◆ **Work instructions**
Find the lines with the string "香港同業拆放利率" and return them.

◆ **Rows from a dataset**
====
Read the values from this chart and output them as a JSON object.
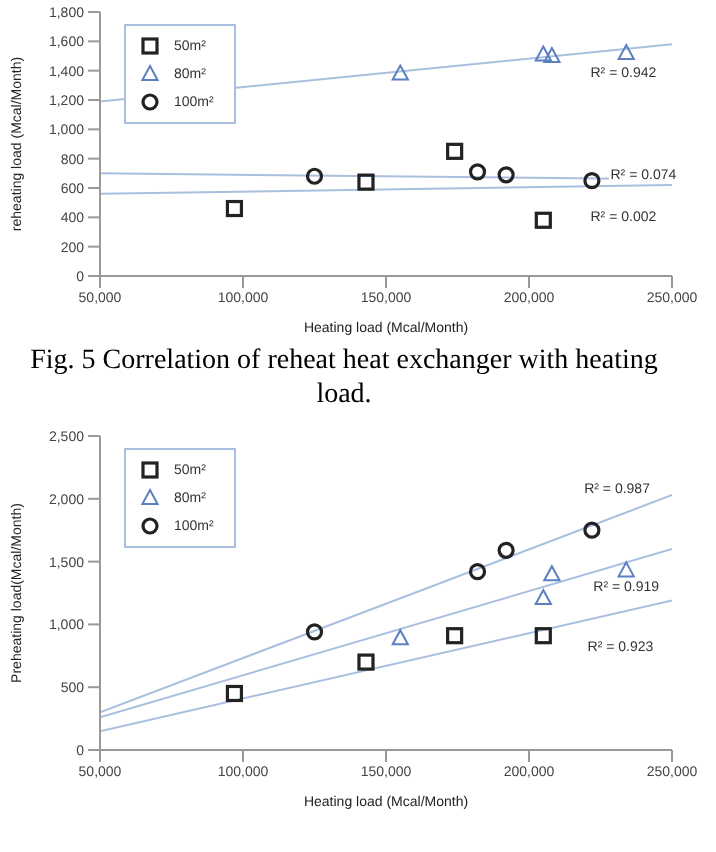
{
  "chart_data": [
    {
      "type": "scatter",
      "xlabel": "Heating load  (Mcal/Month)",
      "ylabel": "reheating load (Mcal/Month)",
      "xlim": [
        50000,
        250000
      ],
      "ylim": [
        0,
        1800
      ],
      "xticks": [
        {
          "value": 50000,
          "label": "50,000"
        },
        {
          "value": 100000,
          "label": "100,000"
        },
        {
          "value": 150000,
          "label": "150,000"
        },
        {
          "value": 200000,
          "label": "200,000"
        },
        {
          "value": 250000,
          "label": "250,000"
        }
      ],
      "yticks": [
        {
          "value": 0,
          "label": "0"
        },
        {
          "value": 200,
          "label": "200"
        },
        {
          "value": 400,
          "label": "400"
        },
        {
          "value": 600,
          "label": "600"
        },
        {
          "value": 800,
          "label": "800"
        },
        {
          "value": 1000,
          "label": "1,000"
        },
        {
          "value": 1200,
          "label": "1,200"
        },
        {
          "value": 1400,
          "label": "1,400"
        },
        {
          "value": 1600,
          "label": "1,600"
        },
        {
          "value": 1800,
          "label": "1,800"
        }
      ],
      "grid": false,
      "legend": "top left",
      "series": [
        {
          "name": "50m²",
          "color": "#222222",
          "marker": "square",
          "x": [
            97000,
            143000,
            174000,
            205000
          ],
          "values": [
            460,
            640,
            850,
            380
          ]
        },
        {
          "name": "80m²",
          "color": "#5b7fbf",
          "marker": "triangle",
          "x": [
            155000,
            205000,
            208000,
            234000
          ],
          "values": [
            1380,
            1510,
            1500,
            1520
          ]
        },
        {
          "name": "100m²",
          "color": "#222222",
          "marker": "circle",
          "x": [
            125000,
            182000,
            192000,
            222000
          ],
          "values": [
            680,
            710,
            690,
            650
          ]
        },
        {
          "type": "line",
          "color": "#a9bfdf",
          "x": [
            50000,
            250000
          ],
          "values": [
            560,
            620
          ]
        },
        {
          "type": "line",
          "color": "#a9bfdf",
          "x": [
            50000,
            250000
          ],
          "values": [
            1190,
            1580
          ]
        },
        {
          "type": "line",
          "color": "#a9bfdf",
          "x": [
            50000,
            250000
          ],
          "values": [
            700,
            660
          ]
        }
      ],
      "annotations": [
        "R² = 0.942",
        "R² = 0.074",
        "R² = 0.002",
        "Fig. 5  Correlation of reheat heat exchanger with heating load."
      ]
    },
    {
      "type": "scatter",
      "xlabel": "Heating load  (Mcal/Month)",
      "ylabel": "Preheating load(Mcal/Month)",
      "xlim": [
        50000,
        250000
      ],
      "ylim": [
        0,
        2500
      ],
      "xticks": [
        {
          "value": 50000,
          "label": "50,000"
        },
        {
          "value": 100000,
          "label": "100,000"
        },
        {
          "value": 150000,
          "label": "150,000"
        },
        {
          "value": 200000,
          "label": "200,000"
        },
        {
          "value": 250000,
          "label": "250,000"
        }
      ],
      "yticks": [
        {
          "value": 0,
          "label": "0"
        },
        {
          "value": 500,
          "label": "500"
        },
        {
          "value": 1000,
          "label": "1,000"
        },
        {
          "value": 1500,
          "label": "1,500"
        },
        {
          "value": 2000,
          "label": "2,000"
        },
        {
          "value": 2500,
          "label": "2,500"
        }
      ],
      "grid": false,
      "legend": "top left",
      "series": [
        {
          "name": "50m²",
          "color": "#222222",
          "marker": "square",
          "x": [
            97000,
            143000,
            174000,
            205000
          ],
          "values": [
            450,
            700,
            910,
            910
          ]
        },
        {
          "name": "80m²",
          "color": "#5b7fbf",
          "marker": "triangle",
          "x": [
            155000,
            205000,
            208000,
            234000
          ],
          "values": [
            890,
            1210,
            1400,
            1430
          ]
        },
        {
          "name": "100m²",
          "color": "#222222",
          "marker": "circle",
          "x": [
            125000,
            182000,
            192000,
            222000
          ],
          "values": [
            940,
            1420,
            1590,
            1750
          ]
        },
        {
          "type": "line",
          "color": "#a9bfdf",
          "x": [
            50000,
            250000
          ],
          "values": [
            300,
            2030
          ]
        },
        {
          "type": "line",
          "color": "#a9bfdf",
          "x": [
            50000,
            250000
          ],
          "values": [
            260,
            1600
          ]
        },
        {
          "type": "line",
          "color": "#a9bfdf",
          "x": [
            50000,
            250000
          ],
          "values": [
            150,
            1190
          ]
        }
      ],
      "annotations": [
        "R² = 0.987",
        "R² = 0.919",
        "R² = 0.923"
      ]
    }
  ]
}
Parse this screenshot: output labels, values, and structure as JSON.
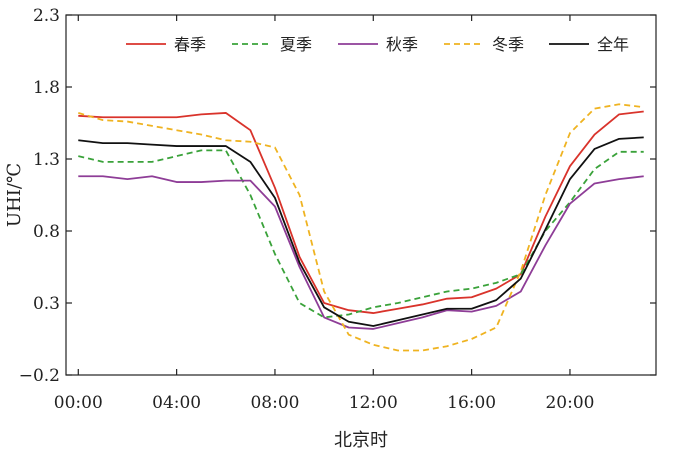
{
  "chart_data": {
    "type": "line",
    "title": "",
    "xlabel": "北京时",
    "ylabel": "UHI/℃",
    "ylim": [
      -0.2,
      2.3
    ],
    "yticks": [
      "−0.2",
      "0.3",
      "0.8",
      "1.3",
      "1.8",
      "2.3"
    ],
    "ytick_values": [
      -0.2,
      0.3,
      0.8,
      1.3,
      1.8,
      2.3
    ],
    "xlim": [
      -0.5,
      23.5
    ],
    "xticks": [
      "00:00",
      "04:00",
      "08:00",
      "12:00",
      "16:00",
      "20:00"
    ],
    "xtick_values": [
      0,
      4,
      8,
      12,
      16,
      20
    ],
    "grid": false,
    "legend_position": "top",
    "x": [
      0,
      1,
      2,
      3,
      4,
      5,
      6,
      7,
      8,
      9,
      10,
      11,
      12,
      13,
      14,
      15,
      16,
      17,
      18,
      19,
      20,
      21,
      22,
      23
    ],
    "series": [
      {
        "name": "春季",
        "color": "#d9332b",
        "dash": "solid",
        "values": [
          1.6,
          1.59,
          1.59,
          1.59,
          1.59,
          1.61,
          1.62,
          1.5,
          1.1,
          0.62,
          0.3,
          0.25,
          0.23,
          0.26,
          0.29,
          0.33,
          0.34,
          0.4,
          0.5,
          0.9,
          1.25,
          1.47,
          1.61,
          1.63
        ]
      },
      {
        "name": "夏季",
        "color": "#3aa23a",
        "dash": "dashed",
        "values": [
          1.32,
          1.28,
          1.28,
          1.28,
          1.32,
          1.36,
          1.36,
          1.05,
          0.64,
          0.3,
          0.2,
          0.22,
          0.27,
          0.3,
          0.34,
          0.38,
          0.4,
          0.44,
          0.5,
          0.8,
          1.0,
          1.23,
          1.35,
          1.35
        ]
      },
      {
        "name": "秋季",
        "color": "#8e3d97",
        "dash": "solid",
        "values": [
          1.18,
          1.18,
          1.16,
          1.18,
          1.14,
          1.14,
          1.15,
          1.15,
          0.97,
          0.55,
          0.2,
          0.13,
          0.12,
          0.16,
          0.2,
          0.25,
          0.24,
          0.28,
          0.38,
          0.7,
          0.99,
          1.13,
          1.16,
          1.18
        ]
      },
      {
        "name": "冬季",
        "color": "#efb321",
        "dash": "dashed",
        "values": [
          1.62,
          1.57,
          1.56,
          1.53,
          1.5,
          1.47,
          1.43,
          1.42,
          1.38,
          1.05,
          0.38,
          0.08,
          0.01,
          -0.03,
          -0.03,
          0.0,
          0.05,
          0.13,
          0.52,
          1.05,
          1.48,
          1.65,
          1.68,
          1.66
        ]
      },
      {
        "name": "全年",
        "color": "#111111",
        "dash": "solid",
        "values": [
          1.43,
          1.41,
          1.41,
          1.4,
          1.39,
          1.39,
          1.39,
          1.28,
          1.03,
          0.58,
          0.27,
          0.17,
          0.14,
          0.18,
          0.22,
          0.26,
          0.26,
          0.32,
          0.47,
          0.81,
          1.16,
          1.37,
          1.44,
          1.45
        ]
      }
    ]
  }
}
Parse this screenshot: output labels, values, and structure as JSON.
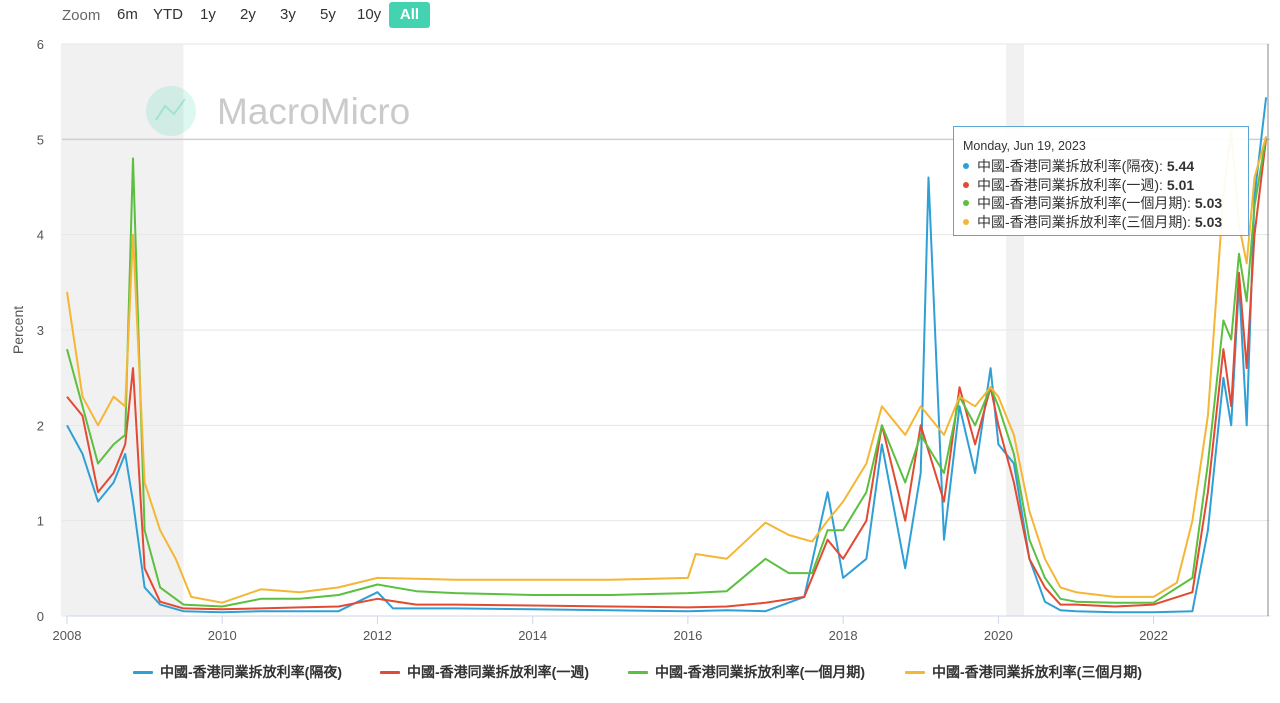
{
  "zoom": {
    "label": "Zoom",
    "buttons": [
      "6m",
      "YTD",
      "1y",
      "2y",
      "3y",
      "5y",
      "10y",
      "All"
    ],
    "active": "All",
    "active_color": "#44d3b0"
  },
  "watermark": "MacroMicro",
  "tooltip": {
    "date": "Monday, Jun 19, 2023",
    "rows": [
      {
        "label": "中國-香港同業拆放利率(隔夜):",
        "value": "5.44"
      },
      {
        "label": "中國-香港同業拆放利率(一週):",
        "value": "5.01"
      },
      {
        "label": "中國-香港同業拆放利率(一個月期):",
        "value": "5.03"
      },
      {
        "label": "中國-香港同業拆放利率(三個月期):",
        "value": "5.03"
      }
    ]
  },
  "chart_data": {
    "type": "line",
    "ylabel": "Percent",
    "ylim": [
      0,
      6
    ],
    "yticks": [
      "0",
      "1",
      "2",
      "3",
      "4",
      "5",
      "6"
    ],
    "xlim": [
      2008,
      2023.5
    ],
    "xticks": [
      "2008",
      "2010",
      "2012",
      "2014",
      "2016",
      "2018",
      "2020",
      "2022"
    ],
    "grid": true,
    "legend_position": "bottom",
    "recession_bands": [
      [
        2007.92,
        2009.5
      ],
      [
        2020.1,
        2020.33
      ]
    ],
    "reference_line": 5,
    "series": [
      {
        "name": "中國-香港同業拆放利率(隔夜)",
        "color": "#2fa0d6",
        "points": [
          [
            2008.0,
            2.0
          ],
          [
            2008.2,
            1.7
          ],
          [
            2008.4,
            1.2
          ],
          [
            2008.6,
            1.4
          ],
          [
            2008.75,
            1.7
          ],
          [
            2008.85,
            1.2
          ],
          [
            2009.0,
            0.3
          ],
          [
            2009.2,
            0.12
          ],
          [
            2009.5,
            0.05
          ],
          [
            2010.0,
            0.04
          ],
          [
            2010.5,
            0.05
          ],
          [
            2011.0,
            0.05
          ],
          [
            2011.5,
            0.05
          ],
          [
            2012.0,
            0.25
          ],
          [
            2012.2,
            0.08
          ],
          [
            2013.0,
            0.08
          ],
          [
            2014.0,
            0.07
          ],
          [
            2015.0,
            0.06
          ],
          [
            2016.0,
            0.05
          ],
          [
            2016.5,
            0.06
          ],
          [
            2017.0,
            0.05
          ],
          [
            2017.5,
            0.2
          ],
          [
            2017.8,
            1.3
          ],
          [
            2018.0,
            0.4
          ],
          [
            2018.3,
            0.6
          ],
          [
            2018.5,
            1.8
          ],
          [
            2018.8,
            0.5
          ],
          [
            2019.0,
            1.5
          ],
          [
            2019.1,
            4.6
          ],
          [
            2019.3,
            0.8
          ],
          [
            2019.5,
            2.2
          ],
          [
            2019.7,
            1.5
          ],
          [
            2019.9,
            2.6
          ],
          [
            2020.0,
            1.8
          ],
          [
            2020.2,
            1.6
          ],
          [
            2020.4,
            0.6
          ],
          [
            2020.6,
            0.15
          ],
          [
            2020.8,
            0.06
          ],
          [
            2021.0,
            0.05
          ],
          [
            2021.5,
            0.04
          ],
          [
            2022.0,
            0.04
          ],
          [
            2022.5,
            0.05
          ],
          [
            2022.7,
            0.9
          ],
          [
            2022.9,
            2.5
          ],
          [
            2023.0,
            2.0
          ],
          [
            2023.1,
            3.5
          ],
          [
            2023.2,
            2.0
          ],
          [
            2023.3,
            4.4
          ],
          [
            2023.45,
            5.44
          ]
        ]
      },
      {
        "name": "中國-香港同業拆放利率(一週)",
        "color": "#e24a33",
        "points": [
          [
            2008.0,
            2.3
          ],
          [
            2008.2,
            2.1
          ],
          [
            2008.4,
            1.3
          ],
          [
            2008.6,
            1.5
          ],
          [
            2008.75,
            1.8
          ],
          [
            2008.85,
            2.6
          ],
          [
            2009.0,
            0.5
          ],
          [
            2009.2,
            0.15
          ],
          [
            2009.5,
            0.08
          ],
          [
            2010.0,
            0.07
          ],
          [
            2010.5,
            0.08
          ],
          [
            2011.0,
            0.09
          ],
          [
            2011.5,
            0.1
          ],
          [
            2012.0,
            0.18
          ],
          [
            2012.5,
            0.12
          ],
          [
            2013.0,
            0.12
          ],
          [
            2014.0,
            0.11
          ],
          [
            2015.0,
            0.1
          ],
          [
            2016.0,
            0.09
          ],
          [
            2016.5,
            0.1
          ],
          [
            2017.0,
            0.14
          ],
          [
            2017.5,
            0.2
          ],
          [
            2017.8,
            0.8
          ],
          [
            2018.0,
            0.6
          ],
          [
            2018.3,
            1.0
          ],
          [
            2018.5,
            2.0
          ],
          [
            2018.8,
            1.0
          ],
          [
            2019.0,
            2.0
          ],
          [
            2019.3,
            1.2
          ],
          [
            2019.5,
            2.4
          ],
          [
            2019.7,
            1.8
          ],
          [
            2019.9,
            2.4
          ],
          [
            2020.0,
            2.0
          ],
          [
            2020.2,
            1.4
          ],
          [
            2020.4,
            0.6
          ],
          [
            2020.6,
            0.3
          ],
          [
            2020.8,
            0.12
          ],
          [
            2021.0,
            0.12
          ],
          [
            2021.5,
            0.1
          ],
          [
            2022.0,
            0.12
          ],
          [
            2022.5,
            0.25
          ],
          [
            2022.7,
            1.3
          ],
          [
            2022.9,
            2.8
          ],
          [
            2023.0,
            2.2
          ],
          [
            2023.1,
            3.6
          ],
          [
            2023.2,
            2.6
          ],
          [
            2023.3,
            4.0
          ],
          [
            2023.45,
            5.01
          ]
        ]
      },
      {
        "name": "中國-香港同業拆放利率(一個月期)",
        "color": "#5bbf3f",
        "points": [
          [
            2008.0,
            2.8
          ],
          [
            2008.2,
            2.2
          ],
          [
            2008.4,
            1.6
          ],
          [
            2008.6,
            1.8
          ],
          [
            2008.75,
            1.9
          ],
          [
            2008.85,
            4.8
          ],
          [
            2009.0,
            0.9
          ],
          [
            2009.2,
            0.3
          ],
          [
            2009.5,
            0.12
          ],
          [
            2010.0,
            0.1
          ],
          [
            2010.5,
            0.18
          ],
          [
            2011.0,
            0.18
          ],
          [
            2011.5,
            0.22
          ],
          [
            2012.0,
            0.33
          ],
          [
            2012.5,
            0.26
          ],
          [
            2013.0,
            0.24
          ],
          [
            2014.0,
            0.22
          ],
          [
            2015.0,
            0.22
          ],
          [
            2016.0,
            0.24
          ],
          [
            2016.5,
            0.26
          ],
          [
            2017.0,
            0.6
          ],
          [
            2017.3,
            0.45
          ],
          [
            2017.6,
            0.45
          ],
          [
            2017.8,
            0.9
          ],
          [
            2018.0,
            0.9
          ],
          [
            2018.3,
            1.3
          ],
          [
            2018.5,
            2.0
          ],
          [
            2018.8,
            1.4
          ],
          [
            2019.0,
            1.9
          ],
          [
            2019.3,
            1.5
          ],
          [
            2019.5,
            2.3
          ],
          [
            2019.7,
            2.0
          ],
          [
            2019.9,
            2.4
          ],
          [
            2020.0,
            2.2
          ],
          [
            2020.2,
            1.7
          ],
          [
            2020.4,
            0.8
          ],
          [
            2020.6,
            0.4
          ],
          [
            2020.8,
            0.18
          ],
          [
            2021.0,
            0.15
          ],
          [
            2021.5,
            0.14
          ],
          [
            2022.0,
            0.14
          ],
          [
            2022.5,
            0.4
          ],
          [
            2022.7,
            1.6
          ],
          [
            2022.9,
            3.1
          ],
          [
            2023.0,
            2.9
          ],
          [
            2023.1,
            3.8
          ],
          [
            2023.2,
            3.3
          ],
          [
            2023.3,
            4.3
          ],
          [
            2023.45,
            5.03
          ]
        ]
      },
      {
        "name": "中國-香港同業拆放利率(三個月期)",
        "color": "#f4b634",
        "points": [
          [
            2008.0,
            3.4
          ],
          [
            2008.2,
            2.3
          ],
          [
            2008.4,
            2.0
          ],
          [
            2008.6,
            2.3
          ],
          [
            2008.75,
            2.2
          ],
          [
            2008.85,
            4.0
          ],
          [
            2009.0,
            1.4
          ],
          [
            2009.2,
            0.9
          ],
          [
            2009.4,
            0.6
          ],
          [
            2009.6,
            0.2
          ],
          [
            2010.0,
            0.14
          ],
          [
            2010.5,
            0.28
          ],
          [
            2011.0,
            0.25
          ],
          [
            2011.5,
            0.3
          ],
          [
            2012.0,
            0.4
          ],
          [
            2012.5,
            0.39
          ],
          [
            2013.0,
            0.38
          ],
          [
            2014.0,
            0.38
          ],
          [
            2015.0,
            0.38
          ],
          [
            2016.0,
            0.4
          ],
          [
            2016.1,
            0.65
          ],
          [
            2016.5,
            0.6
          ],
          [
            2017.0,
            0.98
          ],
          [
            2017.3,
            0.85
          ],
          [
            2017.6,
            0.78
          ],
          [
            2017.8,
            1.0
          ],
          [
            2018.0,
            1.2
          ],
          [
            2018.3,
            1.6
          ],
          [
            2018.5,
            2.2
          ],
          [
            2018.8,
            1.9
          ],
          [
            2019.0,
            2.2
          ],
          [
            2019.3,
            1.9
          ],
          [
            2019.5,
            2.3
          ],
          [
            2019.7,
            2.2
          ],
          [
            2019.9,
            2.4
          ],
          [
            2020.0,
            2.3
          ],
          [
            2020.2,
            1.9
          ],
          [
            2020.4,
            1.1
          ],
          [
            2020.6,
            0.6
          ],
          [
            2020.8,
            0.3
          ],
          [
            2021.0,
            0.25
          ],
          [
            2021.5,
            0.2
          ],
          [
            2022.0,
            0.2
          ],
          [
            2022.3,
            0.35
          ],
          [
            2022.5,
            1.0
          ],
          [
            2022.7,
            2.1
          ],
          [
            2022.9,
            4.4
          ],
          [
            2023.0,
            5.1
          ],
          [
            2023.1,
            4.1
          ],
          [
            2023.2,
            3.7
          ],
          [
            2023.3,
            4.6
          ],
          [
            2023.45,
            5.03
          ]
        ]
      }
    ]
  }
}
====
◆ **Correct answer**
        "label": "中國-香港同業拆放利率(隔夜):",
        "label": "中國-香港同業拆放利率(一週):",
        "label": "中國-香港同業拆放利率(一個月期):",
        "label": "中國-香港同業拆放利率(三個月期):",
        "name": "中國-香港同業拆放利率(隔夜)",
        "name": "中國-香港同業拆放利率(一週)",
        "name": "中國-香港同業拆放利率(一個月期)",
        "name": "中國-香港同業拆放利率(三個月期)",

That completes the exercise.